═══ Given information

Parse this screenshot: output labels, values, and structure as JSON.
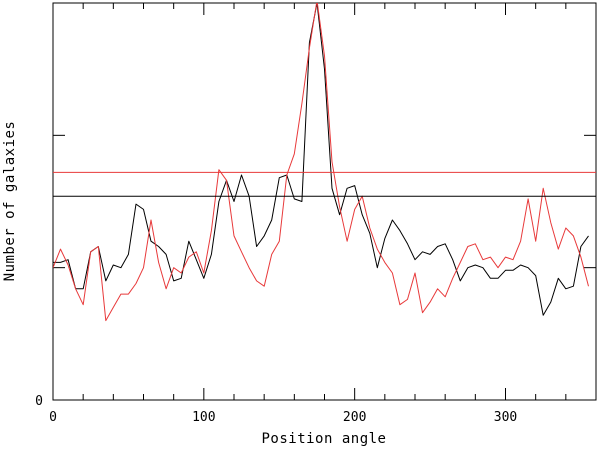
{
  "chart_data": {
    "type": "line",
    "xlabel": "Position angle",
    "ylabel": "Number of galaxies",
    "xlim": [
      0,
      360
    ],
    "x_ticks": [
      0,
      100,
      200,
      300
    ],
    "y_tick_labels": [
      {
        "label": "0",
        "value": 0
      }
    ],
    "ylim": [
      0,
      15
    ],
    "grid": false,
    "series": [
      {
        "color": "#000000",
        "x": [
          0,
          5,
          10,
          15,
          20,
          25,
          30,
          35,
          40,
          45,
          50,
          55,
          60,
          65,
          70,
          75,
          80,
          85,
          90,
          95,
          100,
          105,
          110,
          115,
          120,
          125,
          130,
          135,
          140,
          145,
          150,
          155,
          160,
          165,
          170,
          175,
          180,
          185,
          190,
          195,
          200,
          205,
          210,
          215,
          220,
          225,
          230,
          235,
          240,
          245,
          250,
          255,
          260,
          265,
          270,
          275,
          280,
          285,
          290,
          295,
          300,
          305,
          310,
          315,
          320,
          325,
          330,
          335,
          340,
          345,
          350,
          355
        ],
        "values": [
          5.2,
          5.2,
          5.3,
          4.2,
          4.2,
          5.6,
          5.8,
          4.5,
          5.1,
          5.0,
          5.5,
          7.4,
          7.2,
          6.0,
          5.8,
          5.5,
          4.5,
          4.6,
          6.0,
          5.3,
          4.6,
          5.5,
          7.5,
          8.3,
          7.5,
          8.5,
          7.7,
          5.8,
          6.2,
          6.8,
          8.4,
          8.5,
          7.6,
          7.5,
          13.5,
          15.0,
          12.5,
          8.0,
          7.0,
          8.0,
          8.1,
          7.0,
          6.3,
          5.0,
          6.1,
          6.8,
          6.4,
          5.9,
          5.3,
          5.6,
          5.5,
          5.8,
          5.9,
          5.3,
          4.5,
          5.0,
          5.1,
          5.0,
          4.6,
          4.6,
          4.9,
          4.9,
          5.1,
          5.0,
          4.7,
          3.2,
          3.7,
          4.6,
          4.2,
          4.3,
          5.8,
          6.2
        ]
      },
      {
        "color": "#e8393a",
        "x": [
          0,
          5,
          10,
          15,
          20,
          25,
          30,
          35,
          40,
          45,
          50,
          55,
          60,
          65,
          70,
          75,
          80,
          85,
          90,
          95,
          100,
          105,
          110,
          115,
          120,
          125,
          130,
          135,
          140,
          145,
          150,
          155,
          160,
          165,
          170,
          175,
          180,
          185,
          190,
          195,
          200,
          205,
          210,
          215,
          220,
          225,
          230,
          235,
          240,
          245,
          250,
          255,
          260,
          265,
          270,
          275,
          280,
          285,
          290,
          295,
          300,
          305,
          310,
          315,
          320,
          325,
          330,
          335,
          340,
          345,
          350,
          355
        ],
        "values": [
          5.0,
          5.7,
          5.1,
          4.2,
          3.6,
          5.6,
          5.8,
          3.0,
          3.5,
          4.0,
          4.0,
          4.4,
          5.0,
          6.8,
          5.2,
          4.2,
          5.0,
          4.8,
          5.4,
          5.6,
          4.8,
          6.4,
          8.7,
          8.3,
          6.2,
          5.6,
          5.0,
          4.5,
          4.3,
          5.5,
          6.0,
          8.5,
          9.3,
          11.2,
          13.3,
          15.1,
          13.0,
          9.0,
          7.3,
          6.0,
          7.2,
          7.7,
          6.5,
          5.7,
          5.2,
          4.8,
          3.6,
          3.8,
          4.8,
          3.3,
          3.7,
          4.2,
          3.9,
          4.6,
          5.2,
          5.8,
          5.9,
          5.3,
          5.4,
          5.0,
          5.4,
          5.3,
          6.0,
          7.6,
          6.0,
          8.0,
          6.7,
          5.7,
          6.5,
          6.2,
          5.4,
          4.3
        ]
      }
    ],
    "reference_lines": [
      {
        "color": "#000000",
        "y": 7.7
      },
      {
        "color": "#e8393a",
        "y": 8.6
      }
    ]
  }
}
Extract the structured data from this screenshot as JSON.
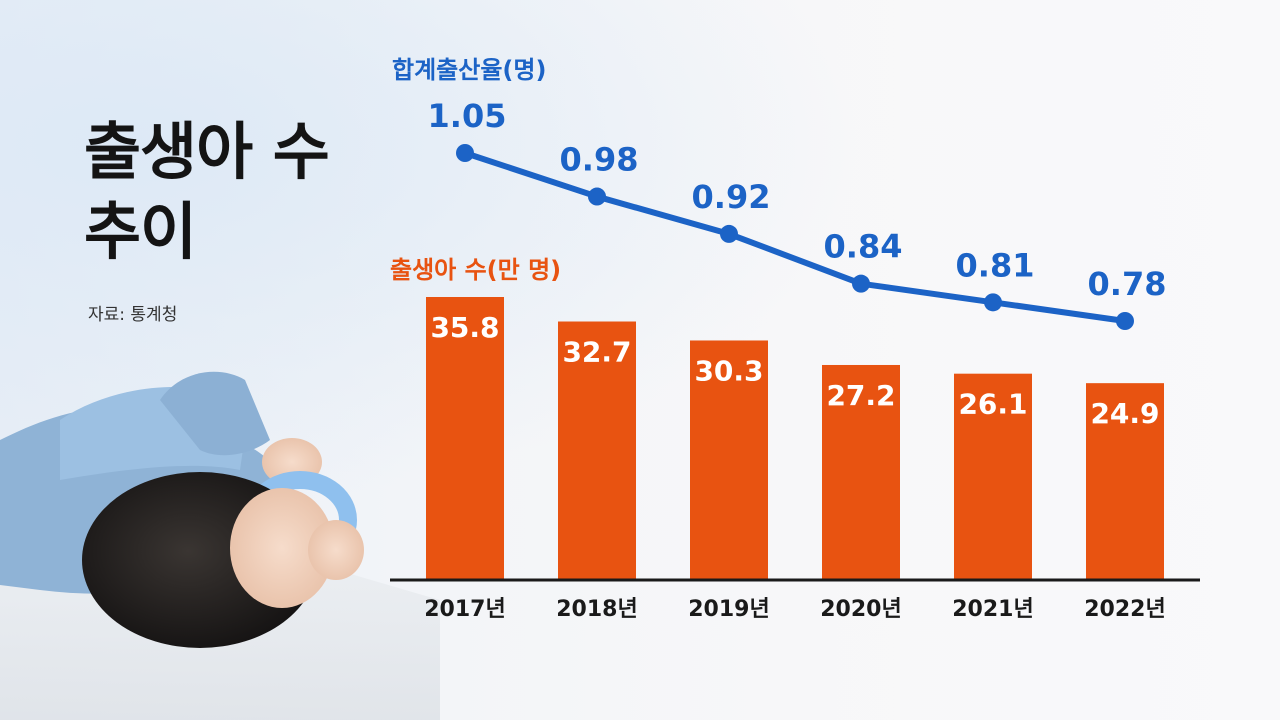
{
  "page": {
    "title_line1": "출생아 수",
    "title_line2": "추이",
    "source": "자료: 통계청"
  },
  "colors": {
    "bar": "#e85311",
    "line": "#1c63c6",
    "axis": "#1a1a1a"
  },
  "chart_data": {
    "type": "bar",
    "categories": [
      "2017년",
      "2018년",
      "2019년",
      "2020년",
      "2021년",
      "2022년"
    ],
    "series": [
      {
        "name": "출생아 수(만 명)",
        "type": "bar",
        "values": [
          35.8,
          32.7,
          30.3,
          27.2,
          26.1,
          24.9
        ],
        "labels": [
          "35.8",
          "32.7",
          "30.3",
          "27.2",
          "26.1",
          "24.9"
        ]
      },
      {
        "name": "합계출산율(명)",
        "type": "line",
        "values": [
          1.05,
          0.98,
          0.92,
          0.84,
          0.81,
          0.78
        ],
        "labels": [
          "1.05",
          "0.98",
          "0.92",
          "0.84",
          "0.81",
          "0.78"
        ]
      }
    ]
  }
}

══════

• Do this: Leave the pictures out and reproduce each record exactly as written.

• Output:
Parse this screenshot: output labels, values, and structure as JSON.
{
  "chart_data": {
    "type": "line",
    "xlabel": "Position angle",
    "ylabel": "Number of galaxies",
    "xlim": [
      0,
      360
    ],
    "x_ticks": [
      0,
      100,
      200,
      300
    ],
    "y_tick_labels": [
      {
        "label": "0",
        "value": 0
      }
    ],
    "ylim": [
      0,
      15
    ],
    "grid": false,
    "series": [
      {
        "color": "#000000",
        "x": [
          0,
          5,
          10,
          15,
          20,
          25,
          30,
          35,
          40,
          45,
          50,
          55,
          60,
          65,
          70,
          75,
          80,
          85,
          90,
          95,
          100,
          105,
          110,
          115,
          120,
          125,
          130,
          135,
          140,
          145,
          150,
          155,
          160,
          165,
          170,
          175,
          180,
          185,
          190,
          195,
          200,
          205,
          210,
          215,
          220,
          225,
          230,
          235,
          240,
          245,
          250,
          255,
          260,
          265,
          270,
          275,
          280,
          285,
          290,
          295,
          300,
          305,
          310,
          315,
          320,
          325,
          330,
          335,
          340,
          345,
          350,
          355
        ],
        "values": [
          5.2,
          5.2,
          5.3,
          4.2,
          4.2,
          5.6,
          5.8,
          4.5,
          5.1,
          5.0,
          5.5,
          7.4,
          7.2,
          6.0,
          5.8,
          5.5,
          4.5,
          4.6,
          6.0,
          5.3,
          4.6,
          5.5,
          7.5,
          8.3,
          7.5,
          8.5,
          7.7,
          5.8,
          6.2,
          6.8,
          8.4,
          8.5,
          7.6,
          7.5,
          13.5,
          15.0,
          12.5,
          8.0,
          7.0,
          8.0,
          8.1,
          7.0,
          6.3,
          5.0,
          6.1,
          6.8,
          6.4,
          5.9,
          5.3,
          5.6,
          5.5,
          5.8,
          5.9,
          5.3,
          4.5,
          5.0,
          5.1,
          5.0,
          4.6,
          4.6,
          4.9,
          4.9,
          5.1,
          5.0,
          4.7,
          3.2,
          3.7,
          4.6,
          4.2,
          4.3,
          5.8,
          6.2
        ]
      },
      {
        "color": "#e8393a",
        "x": [
          0,
          5,
          10,
          15,
          20,
          25,
          30,
          35,
          40,
          45,
          50,
          55,
          60,
          65,
          70,
          75,
          80,
          85,
          90,
          95,
          100,
          105,
          110,
          115,
          120,
          125,
          130,
          135,
          140,
          145,
          150,
          155,
          160,
          165,
          170,
          175,
          180,
          185,
          190,
          195,
          200,
          205,
          210,
          215,
          220,
          225,
          230,
          235,
          240,
          245,
          250,
          255,
          260,
          265,
          270,
          275,
          280,
          285,
          290,
          295,
          300,
          305,
          310,
          315,
          320,
          325,
          330,
          335,
          340,
          345,
          350,
          355
        ],
        "values": [
          5.0,
          5.7,
          5.1,
          4.2,
          3.6,
          5.6,
          5.8,
          3.0,
          3.5,
          4.0,
          4.0,
          4.4,
          5.0,
          6.8,
          5.2,
          4.2,
          5.0,
          4.8,
          5.4,
          5.6,
          4.8,
          6.4,
          8.7,
          8.3,
          6.2,
          5.6,
          5.0,
          4.5,
          4.3,
          5.5,
          6.0,
          8.5,
          9.3,
          11.2,
          13.3,
          15.1,
          13.0,
          9.0,
          7.3,
          6.0,
          7.2,
          7.7,
          6.5,
          5.7,
          5.2,
          4.8,
          3.6,
          3.8,
          4.8,
          3.3,
          3.7,
          4.2,
          3.9,
          4.6,
          5.2,
          5.8,
          5.9,
          5.3,
          5.4,
          5.0,
          5.4,
          5.3,
          6.0,
          7.6,
          6.0,
          8.0,
          6.7,
          5.7,
          6.5,
          6.2,
          5.4,
          4.3
        ]
      }
    ],
    "reference_lines": [
      {
        "color": "#000000",
        "y": 7.7
      },
      {
        "color": "#e8393a",
        "y": 8.6
      }
    ]
  }
}
Extract the structured data from this screenshot as JSON.
{
  "page": {
    "title_line1": "출생아 수",
    "title_line2": "추이",
    "source": "자료: 통계청"
  },
  "colors": {
    "bar": "#e85311",
    "line": "#1c63c6",
    "axis": "#1a1a1a"
  },
  "chart_data": {
    "type": "bar",
    "categories": [
      "2017년",
      "2018년",
      "2019년",
      "2020년",
      "2021년",
      "2022년"
    ],
    "series": [
      {
        "name": "출생아 수(만 명)",
        "type": "bar",
        "values": [
          35.8,
          32.7,
          30.3,
          27.2,
          26.1,
          24.9
        ],
        "labels": [
          "35.8",
          "32.7",
          "30.3",
          "27.2",
          "26.1",
          "24.9"
        ]
      },
      {
        "name": "합계출산율(명)",
        "type": "line",
        "values": [
          1.05,
          0.98,
          0.92,
          0.84,
          0.81,
          0.78
        ],
        "labels": [
          "1.05",
          "0.98",
          "0.92",
          "0.84",
          "0.81",
          "0.78"
        ]
      }
    ]
  }
}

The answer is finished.